WHAT IS REQUIRED: Retype all of the listing exactly, passing over any picture you find.

DATASET RECORDS:

━━━━━━━━━━━━━━━━

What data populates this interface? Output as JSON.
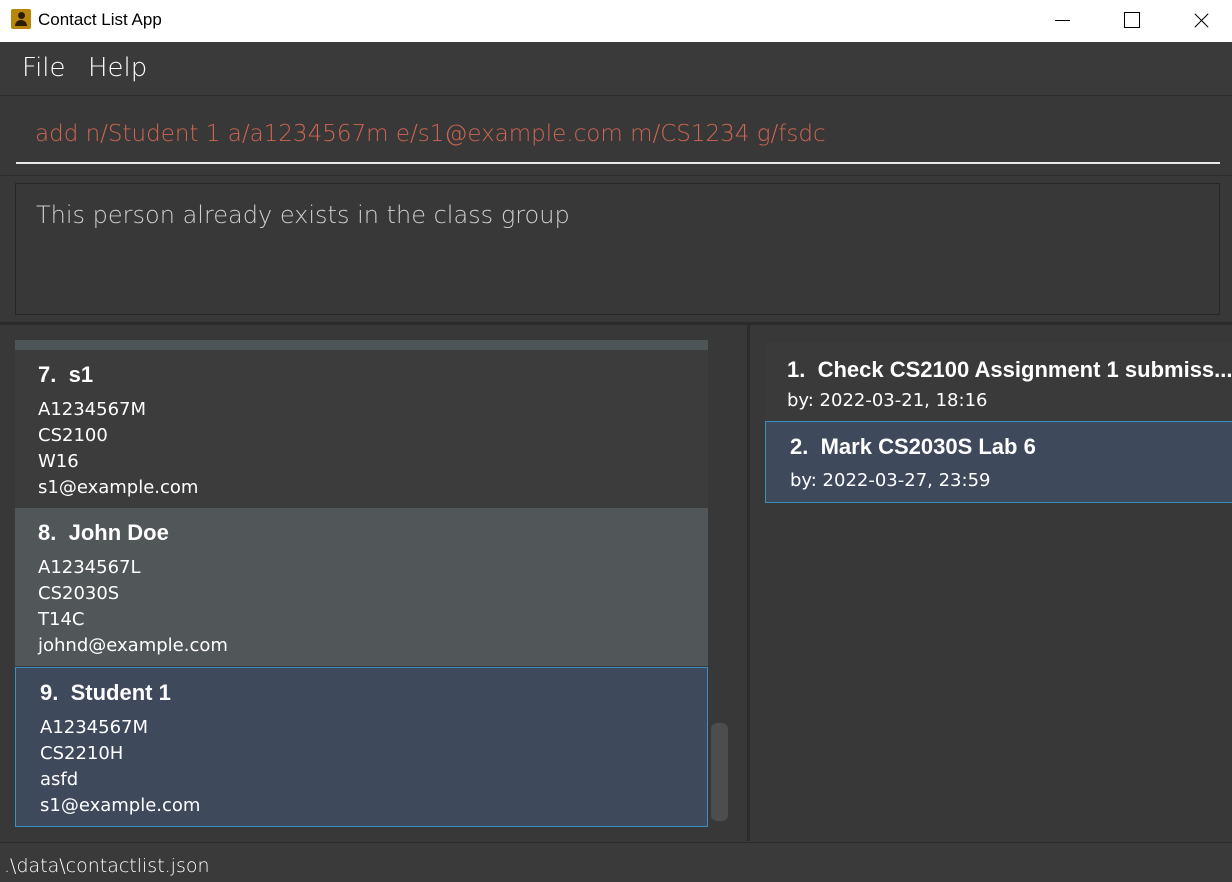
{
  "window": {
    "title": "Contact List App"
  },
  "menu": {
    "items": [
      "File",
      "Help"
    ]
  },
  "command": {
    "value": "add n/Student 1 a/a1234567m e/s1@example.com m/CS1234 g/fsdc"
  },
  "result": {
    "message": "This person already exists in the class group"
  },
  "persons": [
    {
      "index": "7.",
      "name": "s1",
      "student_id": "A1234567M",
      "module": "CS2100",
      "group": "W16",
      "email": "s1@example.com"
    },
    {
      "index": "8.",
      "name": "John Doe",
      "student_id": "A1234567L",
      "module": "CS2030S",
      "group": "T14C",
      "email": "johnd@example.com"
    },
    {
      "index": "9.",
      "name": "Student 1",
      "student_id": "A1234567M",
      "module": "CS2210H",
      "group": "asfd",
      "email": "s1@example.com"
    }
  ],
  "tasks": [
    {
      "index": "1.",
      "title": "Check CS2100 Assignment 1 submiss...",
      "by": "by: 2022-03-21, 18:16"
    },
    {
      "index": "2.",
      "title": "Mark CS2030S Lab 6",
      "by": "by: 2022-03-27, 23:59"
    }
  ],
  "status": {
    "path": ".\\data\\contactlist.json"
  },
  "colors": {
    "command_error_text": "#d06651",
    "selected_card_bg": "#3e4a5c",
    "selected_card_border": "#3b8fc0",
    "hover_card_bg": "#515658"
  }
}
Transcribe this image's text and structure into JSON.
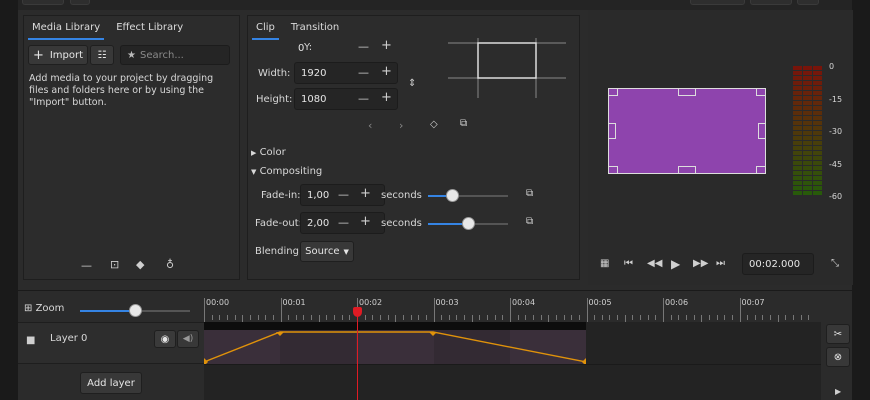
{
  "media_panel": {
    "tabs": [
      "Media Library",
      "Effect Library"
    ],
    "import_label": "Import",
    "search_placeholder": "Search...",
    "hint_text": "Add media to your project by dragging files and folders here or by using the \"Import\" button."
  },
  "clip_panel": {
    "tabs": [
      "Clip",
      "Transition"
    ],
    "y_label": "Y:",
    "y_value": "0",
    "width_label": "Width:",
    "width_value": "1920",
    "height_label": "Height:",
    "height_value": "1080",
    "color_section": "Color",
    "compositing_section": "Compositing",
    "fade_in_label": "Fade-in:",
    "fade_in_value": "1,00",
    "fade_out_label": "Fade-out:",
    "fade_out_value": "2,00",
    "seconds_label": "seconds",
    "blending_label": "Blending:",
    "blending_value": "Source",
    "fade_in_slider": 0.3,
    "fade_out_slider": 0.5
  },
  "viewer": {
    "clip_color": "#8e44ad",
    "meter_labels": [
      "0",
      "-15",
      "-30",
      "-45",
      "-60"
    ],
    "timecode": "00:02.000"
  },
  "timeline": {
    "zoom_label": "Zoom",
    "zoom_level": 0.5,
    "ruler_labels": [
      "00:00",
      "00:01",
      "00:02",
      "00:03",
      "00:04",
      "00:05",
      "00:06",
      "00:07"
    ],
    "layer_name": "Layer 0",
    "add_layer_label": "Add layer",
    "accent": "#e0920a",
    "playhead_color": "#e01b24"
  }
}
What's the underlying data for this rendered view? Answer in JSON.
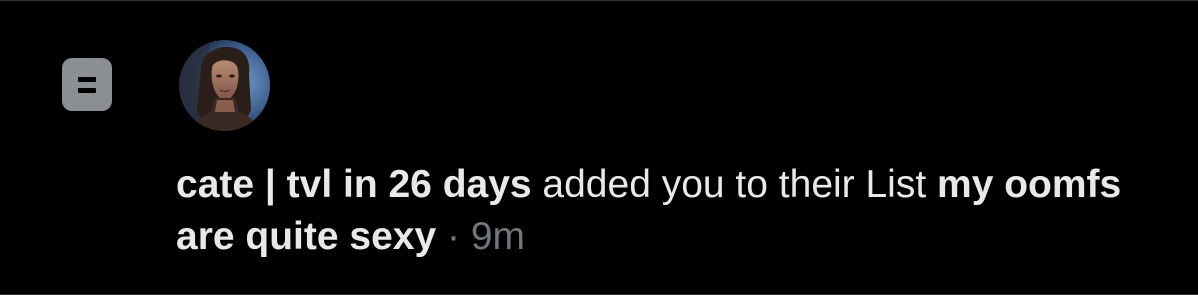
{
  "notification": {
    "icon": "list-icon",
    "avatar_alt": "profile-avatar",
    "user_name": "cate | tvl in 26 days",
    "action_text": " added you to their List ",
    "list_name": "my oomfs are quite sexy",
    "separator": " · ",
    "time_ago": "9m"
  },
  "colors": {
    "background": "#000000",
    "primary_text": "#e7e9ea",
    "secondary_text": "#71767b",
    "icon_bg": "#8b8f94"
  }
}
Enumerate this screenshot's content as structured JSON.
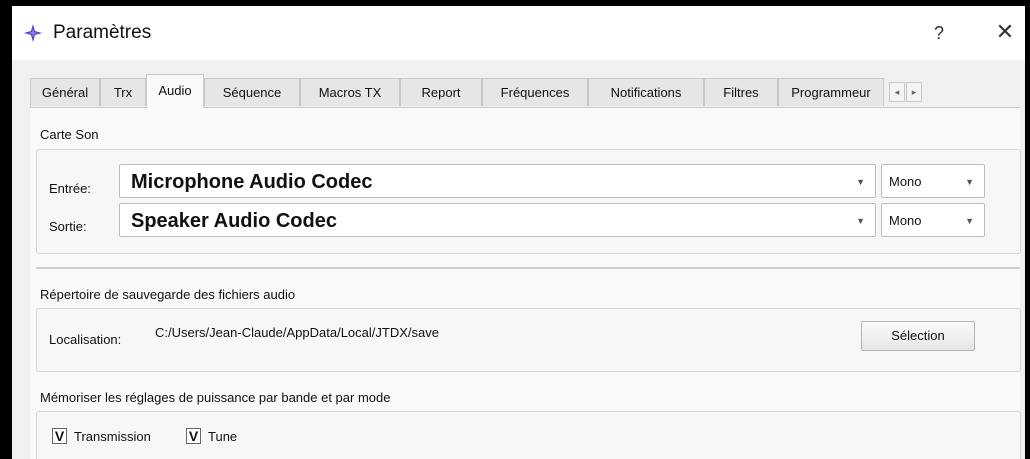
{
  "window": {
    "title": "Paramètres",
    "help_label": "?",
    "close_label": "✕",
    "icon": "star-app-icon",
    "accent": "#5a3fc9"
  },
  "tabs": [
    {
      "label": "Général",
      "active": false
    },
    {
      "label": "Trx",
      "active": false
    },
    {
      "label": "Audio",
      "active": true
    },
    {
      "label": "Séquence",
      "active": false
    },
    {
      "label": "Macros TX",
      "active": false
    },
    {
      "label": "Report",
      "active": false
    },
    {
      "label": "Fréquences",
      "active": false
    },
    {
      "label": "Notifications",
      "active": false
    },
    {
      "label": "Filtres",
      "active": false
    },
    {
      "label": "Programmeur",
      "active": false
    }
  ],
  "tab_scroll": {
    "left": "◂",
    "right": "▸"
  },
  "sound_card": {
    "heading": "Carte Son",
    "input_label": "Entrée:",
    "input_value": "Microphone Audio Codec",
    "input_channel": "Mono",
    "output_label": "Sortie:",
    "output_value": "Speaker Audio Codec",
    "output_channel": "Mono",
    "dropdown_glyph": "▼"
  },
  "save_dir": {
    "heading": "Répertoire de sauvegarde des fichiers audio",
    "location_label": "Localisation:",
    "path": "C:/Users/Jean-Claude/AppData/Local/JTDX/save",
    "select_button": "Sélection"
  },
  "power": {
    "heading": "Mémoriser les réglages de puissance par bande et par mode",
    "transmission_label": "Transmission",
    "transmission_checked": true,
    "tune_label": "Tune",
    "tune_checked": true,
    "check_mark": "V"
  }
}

━━━━━━━━━━━━━━━━

EXERCISE ANSWER:
What data populates this interface? Output as JSON.
{
  "window": {
    "title": "Contact List App"
  },
  "menu": {
    "items": [
      "File",
      "Help"
    ]
  },
  "command": {
    "value": "add n/Student 1 a/a1234567m e/s1@example.com m/CS1234 g/fsdc"
  },
  "result": {
    "message": "This person already exists in the class group"
  },
  "persons": [
    {
      "index": "7.",
      "name": "s1",
      "student_id": "A1234567M",
      "module": "CS2100",
      "group": "W16",
      "email": "s1@example.com"
    },
    {
      "index": "8.",
      "name": "John Doe",
      "student_id": "A1234567L",
      "module": "CS2030S",
      "group": "T14C",
      "email": "johnd@example.com"
    },
    {
      "index": "9.",
      "name": "Student 1",
      "student_id": "A1234567M",
      "module": "CS2210H",
      "group": "asfd",
      "email": "s1@example.com"
    }
  ],
  "tasks": [
    {
      "index": "1.",
      "title": "Check CS2100 Assignment 1 submiss...",
      "by": "by: 2022-03-21, 18:16"
    },
    {
      "index": "2.",
      "title": "Mark CS2030S Lab 6",
      "by": "by: 2022-03-27, 23:59"
    }
  ],
  "status": {
    "path": ".\\data\\contactlist.json"
  },
  "colors": {
    "command_error_text": "#d06651",
    "selected_card_bg": "#3e4a5c",
    "selected_card_border": "#3b8fc0",
    "hover_card_bg": "#515658"
  }
}
Transcribe this image's text and structure into JSON.
{
  "media_panel": {
    "tabs": [
      "Media Library",
      "Effect Library"
    ],
    "import_label": "Import",
    "search_placeholder": "Search...",
    "hint_text": "Add media to your project by dragging files and folders here or by using the \"Import\" button."
  },
  "clip_panel": {
    "tabs": [
      "Clip",
      "Transition"
    ],
    "y_label": "Y:",
    "y_value": "0",
    "width_label": "Width:",
    "width_value": "1920",
    "height_label": "Height:",
    "height_value": "1080",
    "color_section": "Color",
    "compositing_section": "Compositing",
    "fade_in_label": "Fade-in:",
    "fade_in_value": "1,00",
    "fade_out_label": "Fade-out:",
    "fade_out_value": "2,00",
    "seconds_label": "seconds",
    "blending_label": "Blending:",
    "blending_value": "Source",
    "fade_in_slider": 0.3,
    "fade_out_slider": 0.5
  },
  "viewer": {
    "clip_color": "#8e44ad",
    "meter_labels": [
      "0",
      "-15",
      "-30",
      "-45",
      "-60"
    ],
    "timecode": "00:02.000"
  },
  "timeline": {
    "zoom_label": "Zoom",
    "zoom_level": 0.5,
    "ruler_labels": [
      "00:00",
      "00:01",
      "00:02",
      "00:03",
      "00:04",
      "00:05",
      "00:06",
      "00:07"
    ],
    "layer_name": "Layer 0",
    "add_layer_label": "Add layer",
    "accent": "#e0920a",
    "playhead_color": "#e01b24"
  }
}
What's the underlying data for this rendered view? Answer in JSON.
{
  "notification": {
    "icon": "list-icon",
    "avatar_alt": "profile-avatar",
    "user_name": "cate | tvl in 26 days",
    "action_text": " added you to their List ",
    "list_name": "my oomfs are quite sexy",
    "separator": " · ",
    "time_ago": "9m"
  },
  "colors": {
    "background": "#000000",
    "primary_text": "#e7e9ea",
    "secondary_text": "#71767b",
    "icon_bg": "#8b8f94"
  }
}
Enumerate this screenshot's content as structured JSON.
{
  "window": {
    "title": "Paramètres",
    "help_label": "?",
    "close_label": "✕",
    "icon": "star-app-icon",
    "accent": "#5a3fc9"
  },
  "tabs": [
    {
      "label": "Général",
      "active": false
    },
    {
      "label": "Trx",
      "active": false
    },
    {
      "label": "Audio",
      "active": true
    },
    {
      "label": "Séquence",
      "active": false
    },
    {
      "label": "Macros TX",
      "active": false
    },
    {
      "label": "Report",
      "active": false
    },
    {
      "label": "Fréquences",
      "active": false
    },
    {
      "label": "Notifications",
      "active": false
    },
    {
      "label": "Filtres",
      "active": false
    },
    {
      "label": "Programmeur",
      "active": false
    }
  ],
  "tab_scroll": {
    "left": "◂",
    "right": "▸"
  },
  "sound_card": {
    "heading": "Carte Son",
    "input_label": "Entrée:",
    "input_value": "Microphone Audio Codec",
    "input_channel": "Mono",
    "output_label": "Sortie:",
    "output_value": "Speaker Audio Codec",
    "output_channel": "Mono",
    "dropdown_glyph": "▼"
  },
  "save_dir": {
    "heading": "Répertoire de sauvegarde des fichiers audio",
    "location_label": "Localisation:",
    "path": "C:/Users/Jean-Claude/AppData/Local/JTDX/save",
    "select_button": "Sélection"
  },
  "power": {
    "heading": "Mémoriser les réglages de puissance par bande et par mode",
    "transmission_label": "Transmission",
    "transmission_checked": true,
    "tune_label": "Tune",
    "tune_checked": true,
    "check_mark": "V"
  }
}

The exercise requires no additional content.